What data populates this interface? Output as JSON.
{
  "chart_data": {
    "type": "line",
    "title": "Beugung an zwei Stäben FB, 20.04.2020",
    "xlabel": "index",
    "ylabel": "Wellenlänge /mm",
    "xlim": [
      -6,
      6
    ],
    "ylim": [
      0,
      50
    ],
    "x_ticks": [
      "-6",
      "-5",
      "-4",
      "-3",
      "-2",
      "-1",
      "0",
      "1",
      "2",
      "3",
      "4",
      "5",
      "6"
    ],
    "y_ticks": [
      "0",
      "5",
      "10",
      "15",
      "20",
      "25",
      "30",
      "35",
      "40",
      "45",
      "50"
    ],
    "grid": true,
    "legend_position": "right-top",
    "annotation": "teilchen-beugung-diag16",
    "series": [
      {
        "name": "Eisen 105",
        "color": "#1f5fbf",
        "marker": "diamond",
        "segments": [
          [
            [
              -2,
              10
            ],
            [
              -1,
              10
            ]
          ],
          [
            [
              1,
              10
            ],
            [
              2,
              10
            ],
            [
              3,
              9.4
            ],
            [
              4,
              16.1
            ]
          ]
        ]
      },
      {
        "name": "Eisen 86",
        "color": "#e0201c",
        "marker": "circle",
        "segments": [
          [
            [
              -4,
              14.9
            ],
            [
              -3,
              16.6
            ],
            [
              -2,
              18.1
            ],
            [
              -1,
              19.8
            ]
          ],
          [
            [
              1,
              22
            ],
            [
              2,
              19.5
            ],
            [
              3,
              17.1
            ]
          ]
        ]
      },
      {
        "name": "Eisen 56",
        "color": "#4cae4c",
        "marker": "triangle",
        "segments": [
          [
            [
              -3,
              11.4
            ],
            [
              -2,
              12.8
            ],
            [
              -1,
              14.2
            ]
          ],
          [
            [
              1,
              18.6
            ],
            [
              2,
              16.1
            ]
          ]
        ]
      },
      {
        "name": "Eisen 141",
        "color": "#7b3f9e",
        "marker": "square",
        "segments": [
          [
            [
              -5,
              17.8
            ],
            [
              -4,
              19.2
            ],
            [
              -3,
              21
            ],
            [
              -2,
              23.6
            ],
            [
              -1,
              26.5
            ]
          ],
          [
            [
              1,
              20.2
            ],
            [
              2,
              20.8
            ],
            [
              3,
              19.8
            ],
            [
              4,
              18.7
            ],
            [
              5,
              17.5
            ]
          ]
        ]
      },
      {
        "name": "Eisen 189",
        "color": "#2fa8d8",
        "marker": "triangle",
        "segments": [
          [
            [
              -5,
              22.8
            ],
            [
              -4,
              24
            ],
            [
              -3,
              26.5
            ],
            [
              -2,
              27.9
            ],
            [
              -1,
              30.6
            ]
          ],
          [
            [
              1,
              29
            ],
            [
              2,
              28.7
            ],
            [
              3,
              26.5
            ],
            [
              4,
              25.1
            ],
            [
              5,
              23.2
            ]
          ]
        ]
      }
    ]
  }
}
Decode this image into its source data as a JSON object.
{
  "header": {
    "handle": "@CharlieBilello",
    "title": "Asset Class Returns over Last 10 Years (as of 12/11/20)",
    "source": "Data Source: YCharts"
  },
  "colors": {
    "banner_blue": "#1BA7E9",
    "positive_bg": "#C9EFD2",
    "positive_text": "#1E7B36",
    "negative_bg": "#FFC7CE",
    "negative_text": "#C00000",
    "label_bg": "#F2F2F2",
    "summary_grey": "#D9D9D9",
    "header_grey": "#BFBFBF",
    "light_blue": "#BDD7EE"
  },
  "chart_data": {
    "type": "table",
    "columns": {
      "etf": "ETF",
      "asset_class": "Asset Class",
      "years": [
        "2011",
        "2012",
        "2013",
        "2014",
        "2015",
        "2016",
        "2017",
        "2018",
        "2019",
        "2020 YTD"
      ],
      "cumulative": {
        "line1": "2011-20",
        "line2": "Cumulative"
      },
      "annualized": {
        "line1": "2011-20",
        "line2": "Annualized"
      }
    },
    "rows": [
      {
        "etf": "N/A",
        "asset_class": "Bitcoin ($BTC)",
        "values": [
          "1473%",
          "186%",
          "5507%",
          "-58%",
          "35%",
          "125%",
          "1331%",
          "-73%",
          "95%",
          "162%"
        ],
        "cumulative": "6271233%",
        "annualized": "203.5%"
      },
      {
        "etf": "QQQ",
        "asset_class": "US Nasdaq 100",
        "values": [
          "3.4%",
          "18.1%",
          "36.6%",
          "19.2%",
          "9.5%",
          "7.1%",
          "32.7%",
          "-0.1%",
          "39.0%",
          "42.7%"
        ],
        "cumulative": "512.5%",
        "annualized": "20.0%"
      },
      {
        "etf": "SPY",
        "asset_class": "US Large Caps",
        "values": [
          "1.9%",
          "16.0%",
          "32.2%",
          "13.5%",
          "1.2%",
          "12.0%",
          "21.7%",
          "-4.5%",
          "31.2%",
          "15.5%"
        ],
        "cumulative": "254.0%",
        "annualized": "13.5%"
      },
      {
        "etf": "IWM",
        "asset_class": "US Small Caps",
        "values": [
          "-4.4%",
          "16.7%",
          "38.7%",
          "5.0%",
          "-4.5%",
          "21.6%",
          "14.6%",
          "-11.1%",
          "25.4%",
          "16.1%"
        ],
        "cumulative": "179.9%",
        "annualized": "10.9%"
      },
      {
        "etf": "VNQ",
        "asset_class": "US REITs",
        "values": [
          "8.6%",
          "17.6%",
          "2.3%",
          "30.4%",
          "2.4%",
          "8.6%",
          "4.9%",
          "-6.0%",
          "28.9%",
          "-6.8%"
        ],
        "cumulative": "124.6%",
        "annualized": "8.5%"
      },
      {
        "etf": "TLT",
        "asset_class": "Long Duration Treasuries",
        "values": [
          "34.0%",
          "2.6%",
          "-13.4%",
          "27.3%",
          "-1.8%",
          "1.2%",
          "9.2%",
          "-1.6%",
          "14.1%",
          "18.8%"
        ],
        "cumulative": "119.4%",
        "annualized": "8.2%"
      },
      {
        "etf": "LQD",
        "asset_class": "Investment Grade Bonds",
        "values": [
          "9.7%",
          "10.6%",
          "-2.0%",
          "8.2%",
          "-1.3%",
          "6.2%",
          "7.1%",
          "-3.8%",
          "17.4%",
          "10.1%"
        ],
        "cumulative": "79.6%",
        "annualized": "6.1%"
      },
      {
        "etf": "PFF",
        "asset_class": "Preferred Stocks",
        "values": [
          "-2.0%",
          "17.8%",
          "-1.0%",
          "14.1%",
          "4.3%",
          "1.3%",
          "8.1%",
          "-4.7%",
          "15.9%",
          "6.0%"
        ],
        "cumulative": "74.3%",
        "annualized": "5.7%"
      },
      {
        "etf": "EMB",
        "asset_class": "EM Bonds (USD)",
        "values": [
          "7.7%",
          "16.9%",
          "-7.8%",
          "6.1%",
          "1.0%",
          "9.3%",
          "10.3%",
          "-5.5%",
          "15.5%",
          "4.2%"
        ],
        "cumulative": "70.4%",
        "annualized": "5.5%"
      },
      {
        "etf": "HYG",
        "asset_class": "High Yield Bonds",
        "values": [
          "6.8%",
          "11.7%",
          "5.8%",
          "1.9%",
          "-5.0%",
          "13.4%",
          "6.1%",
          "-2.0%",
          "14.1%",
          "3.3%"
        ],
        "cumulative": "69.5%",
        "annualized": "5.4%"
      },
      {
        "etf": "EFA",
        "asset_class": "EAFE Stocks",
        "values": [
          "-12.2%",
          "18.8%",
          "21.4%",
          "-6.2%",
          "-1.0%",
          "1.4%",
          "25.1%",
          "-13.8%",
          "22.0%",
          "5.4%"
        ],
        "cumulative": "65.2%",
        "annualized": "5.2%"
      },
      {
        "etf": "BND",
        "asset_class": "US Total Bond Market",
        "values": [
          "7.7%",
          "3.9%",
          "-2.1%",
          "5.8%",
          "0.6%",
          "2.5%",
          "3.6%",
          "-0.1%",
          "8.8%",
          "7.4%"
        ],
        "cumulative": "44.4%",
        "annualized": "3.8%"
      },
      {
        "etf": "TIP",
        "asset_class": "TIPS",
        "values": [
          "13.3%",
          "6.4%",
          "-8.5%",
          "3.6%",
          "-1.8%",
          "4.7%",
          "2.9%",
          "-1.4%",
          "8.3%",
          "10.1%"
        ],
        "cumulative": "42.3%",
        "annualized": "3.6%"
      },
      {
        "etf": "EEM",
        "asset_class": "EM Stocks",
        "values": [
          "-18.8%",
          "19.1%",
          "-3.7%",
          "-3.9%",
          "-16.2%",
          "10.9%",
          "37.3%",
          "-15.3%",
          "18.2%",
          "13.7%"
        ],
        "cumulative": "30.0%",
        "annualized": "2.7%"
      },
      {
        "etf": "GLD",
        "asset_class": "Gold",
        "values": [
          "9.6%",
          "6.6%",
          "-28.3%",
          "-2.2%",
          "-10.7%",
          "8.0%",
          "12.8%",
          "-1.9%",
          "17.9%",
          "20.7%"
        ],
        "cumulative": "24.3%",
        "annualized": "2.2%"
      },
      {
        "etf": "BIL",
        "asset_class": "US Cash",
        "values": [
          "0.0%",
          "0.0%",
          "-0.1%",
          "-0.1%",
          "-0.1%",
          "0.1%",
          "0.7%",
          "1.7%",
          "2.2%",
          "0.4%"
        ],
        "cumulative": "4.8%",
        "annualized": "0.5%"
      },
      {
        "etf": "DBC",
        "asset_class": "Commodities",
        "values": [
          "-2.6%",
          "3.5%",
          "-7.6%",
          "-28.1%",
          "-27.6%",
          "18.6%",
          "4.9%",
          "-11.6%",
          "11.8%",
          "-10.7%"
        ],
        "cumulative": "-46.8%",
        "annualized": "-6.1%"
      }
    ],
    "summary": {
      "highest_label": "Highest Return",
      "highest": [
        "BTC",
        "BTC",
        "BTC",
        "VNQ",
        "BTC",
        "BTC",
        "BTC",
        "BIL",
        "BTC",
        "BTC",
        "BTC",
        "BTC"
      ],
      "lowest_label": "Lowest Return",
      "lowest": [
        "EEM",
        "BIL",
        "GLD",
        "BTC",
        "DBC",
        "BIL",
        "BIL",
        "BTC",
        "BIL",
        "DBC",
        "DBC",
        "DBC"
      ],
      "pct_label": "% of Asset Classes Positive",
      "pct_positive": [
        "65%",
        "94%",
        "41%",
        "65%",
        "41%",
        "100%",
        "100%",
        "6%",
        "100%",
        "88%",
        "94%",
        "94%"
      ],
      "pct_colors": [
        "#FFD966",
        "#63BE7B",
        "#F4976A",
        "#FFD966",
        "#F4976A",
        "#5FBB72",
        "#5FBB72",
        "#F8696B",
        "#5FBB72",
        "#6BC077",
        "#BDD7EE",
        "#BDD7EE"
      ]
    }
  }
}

****************

### EXERCISE AIM
From the entries above, copy out every line where the string "marker" appears.

### REPLY
        "marker": "diamond",
        "marker": "circle",
        "marker": "triangle",
        "marker": "square",
        "marker": "triangle",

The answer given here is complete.